In the entries, find all lines that hold the word "kind" and copy them.

[Data records]
^^^^^^^^

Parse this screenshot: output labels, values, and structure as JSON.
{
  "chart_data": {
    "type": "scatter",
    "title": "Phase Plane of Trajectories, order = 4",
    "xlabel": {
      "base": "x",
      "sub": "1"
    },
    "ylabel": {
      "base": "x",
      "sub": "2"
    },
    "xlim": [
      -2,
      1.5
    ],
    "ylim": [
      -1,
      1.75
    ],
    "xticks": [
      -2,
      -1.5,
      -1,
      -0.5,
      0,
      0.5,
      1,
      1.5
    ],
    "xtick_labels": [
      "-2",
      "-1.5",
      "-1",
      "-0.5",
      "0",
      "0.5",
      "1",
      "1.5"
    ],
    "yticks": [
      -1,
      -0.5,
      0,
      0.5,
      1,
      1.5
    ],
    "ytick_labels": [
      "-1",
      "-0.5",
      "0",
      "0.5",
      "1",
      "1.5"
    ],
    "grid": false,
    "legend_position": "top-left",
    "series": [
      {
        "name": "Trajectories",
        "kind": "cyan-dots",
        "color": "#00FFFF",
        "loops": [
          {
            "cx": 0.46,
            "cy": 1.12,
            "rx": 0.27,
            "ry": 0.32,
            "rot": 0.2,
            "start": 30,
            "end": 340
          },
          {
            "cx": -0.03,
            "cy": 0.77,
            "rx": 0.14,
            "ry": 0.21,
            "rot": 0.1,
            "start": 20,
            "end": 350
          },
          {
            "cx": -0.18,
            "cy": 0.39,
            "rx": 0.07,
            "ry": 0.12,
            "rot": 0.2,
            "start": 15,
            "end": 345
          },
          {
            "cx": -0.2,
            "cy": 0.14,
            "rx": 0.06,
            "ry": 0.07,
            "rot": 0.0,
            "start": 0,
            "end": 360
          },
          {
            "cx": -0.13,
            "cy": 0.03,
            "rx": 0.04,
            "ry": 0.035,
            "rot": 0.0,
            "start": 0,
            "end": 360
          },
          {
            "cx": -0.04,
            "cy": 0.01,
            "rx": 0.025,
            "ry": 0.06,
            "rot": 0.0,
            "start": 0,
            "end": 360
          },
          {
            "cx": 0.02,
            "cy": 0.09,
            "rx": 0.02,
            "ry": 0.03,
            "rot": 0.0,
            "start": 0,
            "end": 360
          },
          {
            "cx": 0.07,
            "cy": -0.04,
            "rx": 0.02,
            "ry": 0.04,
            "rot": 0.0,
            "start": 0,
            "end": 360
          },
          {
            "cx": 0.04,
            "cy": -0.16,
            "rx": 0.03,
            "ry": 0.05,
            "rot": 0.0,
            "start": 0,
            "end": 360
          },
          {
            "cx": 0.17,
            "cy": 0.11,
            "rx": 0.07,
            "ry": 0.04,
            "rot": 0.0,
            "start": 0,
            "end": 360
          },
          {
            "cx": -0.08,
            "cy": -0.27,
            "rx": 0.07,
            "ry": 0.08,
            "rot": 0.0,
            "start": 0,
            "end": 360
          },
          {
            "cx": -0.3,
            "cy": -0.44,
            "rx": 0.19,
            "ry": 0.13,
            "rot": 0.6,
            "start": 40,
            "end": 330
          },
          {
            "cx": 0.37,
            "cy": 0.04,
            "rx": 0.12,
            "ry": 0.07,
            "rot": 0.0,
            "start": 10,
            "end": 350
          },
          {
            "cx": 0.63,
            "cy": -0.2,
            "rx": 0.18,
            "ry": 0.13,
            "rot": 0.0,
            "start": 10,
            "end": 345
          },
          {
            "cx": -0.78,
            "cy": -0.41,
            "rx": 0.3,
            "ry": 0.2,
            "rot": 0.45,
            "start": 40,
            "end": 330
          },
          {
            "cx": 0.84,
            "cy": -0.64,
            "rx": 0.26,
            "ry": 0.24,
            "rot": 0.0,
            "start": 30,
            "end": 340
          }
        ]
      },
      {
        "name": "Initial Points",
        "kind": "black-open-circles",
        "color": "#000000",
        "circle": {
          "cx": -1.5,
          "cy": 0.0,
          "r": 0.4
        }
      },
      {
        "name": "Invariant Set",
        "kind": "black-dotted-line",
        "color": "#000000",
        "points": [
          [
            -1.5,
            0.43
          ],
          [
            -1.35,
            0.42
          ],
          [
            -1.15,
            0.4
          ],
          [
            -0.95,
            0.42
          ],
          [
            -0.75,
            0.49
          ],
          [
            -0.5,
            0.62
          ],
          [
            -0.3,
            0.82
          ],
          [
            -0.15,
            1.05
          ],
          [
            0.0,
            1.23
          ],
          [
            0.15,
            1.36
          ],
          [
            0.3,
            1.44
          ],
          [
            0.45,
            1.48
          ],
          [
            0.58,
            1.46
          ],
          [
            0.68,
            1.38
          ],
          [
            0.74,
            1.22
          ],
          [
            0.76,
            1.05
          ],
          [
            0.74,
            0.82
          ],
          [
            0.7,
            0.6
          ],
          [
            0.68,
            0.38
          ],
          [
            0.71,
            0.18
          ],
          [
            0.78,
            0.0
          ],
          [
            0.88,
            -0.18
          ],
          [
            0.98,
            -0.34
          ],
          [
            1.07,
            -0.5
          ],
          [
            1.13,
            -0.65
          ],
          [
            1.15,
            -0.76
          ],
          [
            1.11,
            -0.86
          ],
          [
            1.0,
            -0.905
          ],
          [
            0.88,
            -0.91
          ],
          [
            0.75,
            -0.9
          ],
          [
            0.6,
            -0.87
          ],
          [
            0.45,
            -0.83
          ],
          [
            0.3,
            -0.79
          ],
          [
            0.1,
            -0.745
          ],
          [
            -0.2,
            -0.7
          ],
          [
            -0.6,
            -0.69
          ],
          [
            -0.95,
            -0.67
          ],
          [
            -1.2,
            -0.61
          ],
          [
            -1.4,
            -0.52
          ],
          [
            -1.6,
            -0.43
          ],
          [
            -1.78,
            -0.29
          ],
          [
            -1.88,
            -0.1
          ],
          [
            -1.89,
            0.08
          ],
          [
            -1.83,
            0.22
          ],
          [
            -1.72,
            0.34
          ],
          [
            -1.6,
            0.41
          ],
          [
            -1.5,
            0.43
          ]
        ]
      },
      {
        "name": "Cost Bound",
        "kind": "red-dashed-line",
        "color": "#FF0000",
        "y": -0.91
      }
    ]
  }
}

^^^^^^^^

- **CORRECT OUTPUT**
        "kind": "cyan-dots",
        "kind": "black-open-circles",
        "kind": "black-dotted-line",
        "kind": "red-dashed-line",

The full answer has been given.